→ What is asked
Determine the number of lines containing the word "grids". Reply with it and nothing else.
□ □ □ □
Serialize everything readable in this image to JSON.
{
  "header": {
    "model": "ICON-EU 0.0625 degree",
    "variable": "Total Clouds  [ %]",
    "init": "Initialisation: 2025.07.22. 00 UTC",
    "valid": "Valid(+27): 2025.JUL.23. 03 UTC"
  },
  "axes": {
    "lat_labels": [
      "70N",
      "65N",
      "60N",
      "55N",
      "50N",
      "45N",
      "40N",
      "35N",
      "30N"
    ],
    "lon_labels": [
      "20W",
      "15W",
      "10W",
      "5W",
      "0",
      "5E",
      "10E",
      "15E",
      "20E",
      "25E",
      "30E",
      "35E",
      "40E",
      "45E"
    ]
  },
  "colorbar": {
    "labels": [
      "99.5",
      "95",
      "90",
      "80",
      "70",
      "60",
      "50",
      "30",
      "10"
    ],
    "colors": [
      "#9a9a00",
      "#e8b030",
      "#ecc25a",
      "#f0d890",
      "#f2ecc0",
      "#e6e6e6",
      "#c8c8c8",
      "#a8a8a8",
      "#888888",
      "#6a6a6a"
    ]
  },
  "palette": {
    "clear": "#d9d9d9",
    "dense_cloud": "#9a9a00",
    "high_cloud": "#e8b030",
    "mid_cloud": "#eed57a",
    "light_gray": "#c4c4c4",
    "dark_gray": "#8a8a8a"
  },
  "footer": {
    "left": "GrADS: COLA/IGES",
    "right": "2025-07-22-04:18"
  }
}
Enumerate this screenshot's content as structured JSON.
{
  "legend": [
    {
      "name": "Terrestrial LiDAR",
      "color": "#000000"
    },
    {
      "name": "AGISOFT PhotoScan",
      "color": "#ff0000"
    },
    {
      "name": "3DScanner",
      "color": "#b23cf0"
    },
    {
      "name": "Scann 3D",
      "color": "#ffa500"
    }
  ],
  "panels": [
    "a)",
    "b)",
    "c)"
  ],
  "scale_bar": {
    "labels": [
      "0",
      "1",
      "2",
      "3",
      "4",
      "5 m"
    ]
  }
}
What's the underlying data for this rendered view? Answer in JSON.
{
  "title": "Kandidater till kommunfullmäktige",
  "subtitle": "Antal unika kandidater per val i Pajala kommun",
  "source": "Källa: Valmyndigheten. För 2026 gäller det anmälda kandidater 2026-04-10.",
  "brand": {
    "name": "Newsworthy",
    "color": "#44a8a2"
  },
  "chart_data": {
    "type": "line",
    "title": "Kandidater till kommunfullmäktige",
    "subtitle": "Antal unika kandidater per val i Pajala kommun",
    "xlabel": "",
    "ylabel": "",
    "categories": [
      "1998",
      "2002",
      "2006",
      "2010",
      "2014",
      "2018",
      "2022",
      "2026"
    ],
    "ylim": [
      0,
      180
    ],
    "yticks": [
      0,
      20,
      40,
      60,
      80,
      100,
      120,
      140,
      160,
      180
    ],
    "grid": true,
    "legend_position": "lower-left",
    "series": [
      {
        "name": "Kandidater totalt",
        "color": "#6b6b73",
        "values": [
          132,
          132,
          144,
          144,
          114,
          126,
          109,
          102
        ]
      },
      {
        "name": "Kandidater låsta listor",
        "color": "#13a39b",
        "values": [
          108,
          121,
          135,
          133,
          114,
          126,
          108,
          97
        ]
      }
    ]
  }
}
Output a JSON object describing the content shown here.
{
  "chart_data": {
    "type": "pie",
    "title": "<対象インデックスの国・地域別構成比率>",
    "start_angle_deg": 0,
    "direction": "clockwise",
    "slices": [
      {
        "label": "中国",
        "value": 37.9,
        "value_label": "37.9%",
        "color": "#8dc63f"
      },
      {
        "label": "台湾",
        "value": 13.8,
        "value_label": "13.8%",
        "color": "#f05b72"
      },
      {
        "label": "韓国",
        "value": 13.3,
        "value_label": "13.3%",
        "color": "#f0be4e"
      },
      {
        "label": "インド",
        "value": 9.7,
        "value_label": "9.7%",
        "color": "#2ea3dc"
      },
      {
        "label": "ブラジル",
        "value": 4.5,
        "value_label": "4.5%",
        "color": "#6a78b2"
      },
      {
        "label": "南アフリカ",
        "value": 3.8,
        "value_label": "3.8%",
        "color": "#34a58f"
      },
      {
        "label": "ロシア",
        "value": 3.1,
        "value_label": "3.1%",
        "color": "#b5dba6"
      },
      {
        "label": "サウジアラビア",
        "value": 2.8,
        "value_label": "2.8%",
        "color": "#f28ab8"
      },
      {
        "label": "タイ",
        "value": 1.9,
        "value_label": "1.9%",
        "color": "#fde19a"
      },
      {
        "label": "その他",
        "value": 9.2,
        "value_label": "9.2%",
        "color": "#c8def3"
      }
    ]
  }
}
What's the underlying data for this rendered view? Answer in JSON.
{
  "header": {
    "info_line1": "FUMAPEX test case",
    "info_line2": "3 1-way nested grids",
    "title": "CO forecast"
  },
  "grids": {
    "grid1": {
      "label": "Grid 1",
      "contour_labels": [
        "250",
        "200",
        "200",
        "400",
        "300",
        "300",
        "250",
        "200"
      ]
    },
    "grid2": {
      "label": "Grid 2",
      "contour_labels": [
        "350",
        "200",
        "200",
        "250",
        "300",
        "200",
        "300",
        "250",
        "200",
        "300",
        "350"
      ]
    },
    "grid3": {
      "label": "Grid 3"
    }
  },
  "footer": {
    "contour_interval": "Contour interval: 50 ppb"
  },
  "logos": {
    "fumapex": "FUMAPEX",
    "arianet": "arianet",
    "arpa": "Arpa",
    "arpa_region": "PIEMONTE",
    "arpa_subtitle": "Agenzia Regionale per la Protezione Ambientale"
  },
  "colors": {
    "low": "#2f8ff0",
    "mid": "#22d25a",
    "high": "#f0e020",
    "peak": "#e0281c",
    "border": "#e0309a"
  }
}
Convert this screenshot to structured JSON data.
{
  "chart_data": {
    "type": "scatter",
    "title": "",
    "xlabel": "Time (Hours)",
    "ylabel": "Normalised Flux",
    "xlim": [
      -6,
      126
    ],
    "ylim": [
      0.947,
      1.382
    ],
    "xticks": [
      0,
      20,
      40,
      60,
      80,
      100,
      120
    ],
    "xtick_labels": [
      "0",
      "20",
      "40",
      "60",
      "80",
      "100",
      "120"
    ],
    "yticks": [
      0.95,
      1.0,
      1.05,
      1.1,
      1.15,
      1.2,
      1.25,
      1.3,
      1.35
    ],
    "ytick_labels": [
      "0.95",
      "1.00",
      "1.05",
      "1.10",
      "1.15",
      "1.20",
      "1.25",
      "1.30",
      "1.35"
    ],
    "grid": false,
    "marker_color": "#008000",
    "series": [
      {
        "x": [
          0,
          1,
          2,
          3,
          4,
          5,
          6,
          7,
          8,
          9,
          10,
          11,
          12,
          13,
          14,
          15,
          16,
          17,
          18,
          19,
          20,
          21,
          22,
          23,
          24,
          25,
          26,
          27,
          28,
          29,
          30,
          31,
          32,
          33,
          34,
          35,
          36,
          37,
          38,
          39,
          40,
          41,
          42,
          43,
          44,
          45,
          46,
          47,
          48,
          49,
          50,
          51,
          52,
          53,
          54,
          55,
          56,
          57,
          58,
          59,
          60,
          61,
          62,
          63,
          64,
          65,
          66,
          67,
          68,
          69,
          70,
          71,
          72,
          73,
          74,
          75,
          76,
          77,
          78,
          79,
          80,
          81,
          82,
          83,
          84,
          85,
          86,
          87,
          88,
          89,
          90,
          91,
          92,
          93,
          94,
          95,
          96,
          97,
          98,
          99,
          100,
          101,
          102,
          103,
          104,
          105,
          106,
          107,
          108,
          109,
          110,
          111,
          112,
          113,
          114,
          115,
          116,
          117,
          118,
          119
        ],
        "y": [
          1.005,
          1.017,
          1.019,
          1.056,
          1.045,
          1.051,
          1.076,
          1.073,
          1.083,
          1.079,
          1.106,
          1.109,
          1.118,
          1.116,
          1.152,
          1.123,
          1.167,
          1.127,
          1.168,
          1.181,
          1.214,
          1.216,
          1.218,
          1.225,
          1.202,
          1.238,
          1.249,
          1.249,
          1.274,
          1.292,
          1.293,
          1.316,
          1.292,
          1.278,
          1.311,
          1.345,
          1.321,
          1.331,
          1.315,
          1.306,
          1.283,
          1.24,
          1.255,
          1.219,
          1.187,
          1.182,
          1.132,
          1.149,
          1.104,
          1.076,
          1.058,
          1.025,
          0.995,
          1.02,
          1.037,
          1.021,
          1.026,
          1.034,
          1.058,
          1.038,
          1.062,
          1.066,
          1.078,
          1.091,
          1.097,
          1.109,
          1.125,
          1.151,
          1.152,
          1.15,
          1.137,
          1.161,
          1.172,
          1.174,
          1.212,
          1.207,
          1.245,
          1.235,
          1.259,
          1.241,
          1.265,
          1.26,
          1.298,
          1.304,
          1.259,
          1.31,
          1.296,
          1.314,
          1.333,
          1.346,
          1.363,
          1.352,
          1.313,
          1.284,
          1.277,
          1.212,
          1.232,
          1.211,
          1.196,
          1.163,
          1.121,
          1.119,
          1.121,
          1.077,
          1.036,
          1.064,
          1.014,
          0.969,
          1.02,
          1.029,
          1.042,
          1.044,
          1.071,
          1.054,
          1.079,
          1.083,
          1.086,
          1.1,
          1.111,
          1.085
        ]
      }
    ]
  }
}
□ □ □ □
→ Worked answer
2